Figure record listings:
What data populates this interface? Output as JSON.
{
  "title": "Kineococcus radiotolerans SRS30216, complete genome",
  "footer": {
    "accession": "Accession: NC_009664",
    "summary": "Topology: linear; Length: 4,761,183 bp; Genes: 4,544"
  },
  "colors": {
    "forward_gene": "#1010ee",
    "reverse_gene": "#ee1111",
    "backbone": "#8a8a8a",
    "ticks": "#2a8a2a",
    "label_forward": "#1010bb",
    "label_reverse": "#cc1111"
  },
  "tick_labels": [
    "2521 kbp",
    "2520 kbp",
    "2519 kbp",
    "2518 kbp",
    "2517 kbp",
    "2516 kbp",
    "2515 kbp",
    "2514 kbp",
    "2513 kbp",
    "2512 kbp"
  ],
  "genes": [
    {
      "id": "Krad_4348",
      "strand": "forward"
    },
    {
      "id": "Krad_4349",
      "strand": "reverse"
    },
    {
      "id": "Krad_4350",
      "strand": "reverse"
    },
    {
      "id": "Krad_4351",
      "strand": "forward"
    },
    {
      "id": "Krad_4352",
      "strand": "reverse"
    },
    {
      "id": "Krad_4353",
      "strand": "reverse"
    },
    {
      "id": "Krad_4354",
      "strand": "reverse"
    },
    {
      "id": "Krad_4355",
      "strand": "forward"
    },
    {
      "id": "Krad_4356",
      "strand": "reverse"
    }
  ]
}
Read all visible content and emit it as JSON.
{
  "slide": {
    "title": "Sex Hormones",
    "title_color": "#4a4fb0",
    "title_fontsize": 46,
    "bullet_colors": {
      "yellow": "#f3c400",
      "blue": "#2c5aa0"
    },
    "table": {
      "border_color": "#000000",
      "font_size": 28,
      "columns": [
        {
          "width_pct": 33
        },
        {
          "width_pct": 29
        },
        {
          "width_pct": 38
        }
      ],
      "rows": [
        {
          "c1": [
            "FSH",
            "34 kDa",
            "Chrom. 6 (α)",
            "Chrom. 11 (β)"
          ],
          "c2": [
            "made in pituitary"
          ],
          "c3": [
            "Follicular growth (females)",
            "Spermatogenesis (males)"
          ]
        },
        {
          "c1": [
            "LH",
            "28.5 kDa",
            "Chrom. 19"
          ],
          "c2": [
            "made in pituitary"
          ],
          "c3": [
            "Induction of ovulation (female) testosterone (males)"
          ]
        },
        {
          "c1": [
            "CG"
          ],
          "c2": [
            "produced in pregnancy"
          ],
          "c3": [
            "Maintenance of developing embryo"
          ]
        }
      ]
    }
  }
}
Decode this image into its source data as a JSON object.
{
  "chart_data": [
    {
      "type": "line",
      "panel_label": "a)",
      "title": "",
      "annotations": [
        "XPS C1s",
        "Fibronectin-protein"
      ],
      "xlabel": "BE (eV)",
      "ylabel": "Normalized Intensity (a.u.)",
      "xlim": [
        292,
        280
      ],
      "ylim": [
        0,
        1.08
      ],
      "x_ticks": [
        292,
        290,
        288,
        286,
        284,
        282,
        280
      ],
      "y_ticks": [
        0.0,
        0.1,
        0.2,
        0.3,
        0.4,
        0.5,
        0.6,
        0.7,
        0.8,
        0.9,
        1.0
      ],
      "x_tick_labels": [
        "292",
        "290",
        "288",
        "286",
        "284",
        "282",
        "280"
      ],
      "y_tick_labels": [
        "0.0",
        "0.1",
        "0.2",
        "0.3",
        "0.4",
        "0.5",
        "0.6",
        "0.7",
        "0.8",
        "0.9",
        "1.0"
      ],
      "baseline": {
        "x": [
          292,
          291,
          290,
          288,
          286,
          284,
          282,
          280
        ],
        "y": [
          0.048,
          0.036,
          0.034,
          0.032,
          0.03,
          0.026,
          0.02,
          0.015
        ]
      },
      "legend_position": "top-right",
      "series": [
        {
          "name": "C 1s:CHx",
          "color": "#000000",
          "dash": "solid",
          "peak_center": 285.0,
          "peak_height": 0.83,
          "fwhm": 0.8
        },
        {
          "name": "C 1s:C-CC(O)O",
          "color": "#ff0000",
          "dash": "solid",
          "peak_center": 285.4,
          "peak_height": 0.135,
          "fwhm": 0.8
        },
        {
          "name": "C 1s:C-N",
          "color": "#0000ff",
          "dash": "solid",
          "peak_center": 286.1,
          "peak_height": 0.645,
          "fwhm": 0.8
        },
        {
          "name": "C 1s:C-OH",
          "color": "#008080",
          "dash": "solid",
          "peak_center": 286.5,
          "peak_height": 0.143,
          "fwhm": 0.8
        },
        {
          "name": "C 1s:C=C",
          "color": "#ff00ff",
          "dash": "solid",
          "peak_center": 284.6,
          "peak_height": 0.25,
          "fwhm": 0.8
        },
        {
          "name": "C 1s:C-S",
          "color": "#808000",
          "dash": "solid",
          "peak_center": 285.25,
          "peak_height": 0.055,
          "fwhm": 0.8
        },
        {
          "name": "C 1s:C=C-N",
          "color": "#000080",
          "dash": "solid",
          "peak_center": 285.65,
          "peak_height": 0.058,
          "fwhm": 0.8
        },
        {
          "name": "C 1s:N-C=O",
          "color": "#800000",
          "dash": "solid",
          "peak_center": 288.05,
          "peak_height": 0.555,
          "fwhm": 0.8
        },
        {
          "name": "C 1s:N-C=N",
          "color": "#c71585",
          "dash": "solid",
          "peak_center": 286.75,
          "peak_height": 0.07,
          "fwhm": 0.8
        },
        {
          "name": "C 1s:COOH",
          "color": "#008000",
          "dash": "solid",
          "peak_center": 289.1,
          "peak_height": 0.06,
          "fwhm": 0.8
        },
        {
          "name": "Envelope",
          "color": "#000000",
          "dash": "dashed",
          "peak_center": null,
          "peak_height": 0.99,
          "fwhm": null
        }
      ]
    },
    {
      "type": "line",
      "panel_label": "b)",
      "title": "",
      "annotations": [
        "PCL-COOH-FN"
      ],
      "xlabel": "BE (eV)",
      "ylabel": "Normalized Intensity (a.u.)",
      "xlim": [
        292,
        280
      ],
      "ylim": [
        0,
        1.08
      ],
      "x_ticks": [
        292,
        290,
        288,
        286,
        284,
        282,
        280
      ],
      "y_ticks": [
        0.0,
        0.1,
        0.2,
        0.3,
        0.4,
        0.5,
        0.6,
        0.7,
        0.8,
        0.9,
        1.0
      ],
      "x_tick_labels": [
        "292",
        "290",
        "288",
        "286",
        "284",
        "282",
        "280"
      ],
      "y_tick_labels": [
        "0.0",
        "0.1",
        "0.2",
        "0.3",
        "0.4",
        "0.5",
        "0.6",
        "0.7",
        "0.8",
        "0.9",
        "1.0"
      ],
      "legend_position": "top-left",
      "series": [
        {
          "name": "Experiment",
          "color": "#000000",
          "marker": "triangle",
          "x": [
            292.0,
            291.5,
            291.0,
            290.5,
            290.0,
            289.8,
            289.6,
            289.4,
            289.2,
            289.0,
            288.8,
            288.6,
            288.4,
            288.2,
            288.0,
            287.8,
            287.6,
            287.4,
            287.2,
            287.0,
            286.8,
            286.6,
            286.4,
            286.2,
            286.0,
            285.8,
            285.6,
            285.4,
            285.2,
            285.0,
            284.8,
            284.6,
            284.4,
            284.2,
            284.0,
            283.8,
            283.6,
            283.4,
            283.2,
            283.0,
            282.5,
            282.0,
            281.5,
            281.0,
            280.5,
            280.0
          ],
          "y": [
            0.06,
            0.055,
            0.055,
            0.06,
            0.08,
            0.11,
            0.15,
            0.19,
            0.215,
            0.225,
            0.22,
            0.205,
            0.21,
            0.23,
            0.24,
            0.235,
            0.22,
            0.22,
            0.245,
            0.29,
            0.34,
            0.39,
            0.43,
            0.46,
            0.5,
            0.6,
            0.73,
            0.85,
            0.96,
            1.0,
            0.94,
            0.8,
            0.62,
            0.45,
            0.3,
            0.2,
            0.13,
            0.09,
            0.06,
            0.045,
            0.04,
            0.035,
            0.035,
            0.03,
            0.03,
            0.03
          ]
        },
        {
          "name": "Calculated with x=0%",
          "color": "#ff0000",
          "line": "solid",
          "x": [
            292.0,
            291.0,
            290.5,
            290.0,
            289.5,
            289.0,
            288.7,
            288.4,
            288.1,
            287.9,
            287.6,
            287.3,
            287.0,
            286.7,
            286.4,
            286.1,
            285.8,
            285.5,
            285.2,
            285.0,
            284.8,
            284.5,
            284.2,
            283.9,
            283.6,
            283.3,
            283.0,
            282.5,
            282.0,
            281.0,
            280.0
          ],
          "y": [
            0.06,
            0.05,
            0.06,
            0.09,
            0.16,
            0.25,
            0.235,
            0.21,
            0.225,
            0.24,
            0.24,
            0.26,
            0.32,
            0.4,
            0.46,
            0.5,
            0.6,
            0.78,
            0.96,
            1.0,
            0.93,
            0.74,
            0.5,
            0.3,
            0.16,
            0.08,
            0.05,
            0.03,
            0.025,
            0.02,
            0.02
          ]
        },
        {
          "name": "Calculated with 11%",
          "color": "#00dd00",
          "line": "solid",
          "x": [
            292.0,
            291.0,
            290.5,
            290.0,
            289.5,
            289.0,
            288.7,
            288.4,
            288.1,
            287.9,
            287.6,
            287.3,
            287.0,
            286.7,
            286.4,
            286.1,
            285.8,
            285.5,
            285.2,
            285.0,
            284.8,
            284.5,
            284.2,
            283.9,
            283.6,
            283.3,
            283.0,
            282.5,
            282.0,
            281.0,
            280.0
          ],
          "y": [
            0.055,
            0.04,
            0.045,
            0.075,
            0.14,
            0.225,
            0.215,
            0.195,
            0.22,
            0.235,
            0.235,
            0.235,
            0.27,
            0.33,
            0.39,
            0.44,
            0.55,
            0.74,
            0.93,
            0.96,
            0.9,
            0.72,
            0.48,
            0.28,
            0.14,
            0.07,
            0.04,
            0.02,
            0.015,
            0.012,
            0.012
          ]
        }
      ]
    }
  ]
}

*What is expected*
Return each line from the entries above that includes "with".

*Output for this exercise*
          "name": "Calculated with x=0%",
          "name": "Calculated with 11%",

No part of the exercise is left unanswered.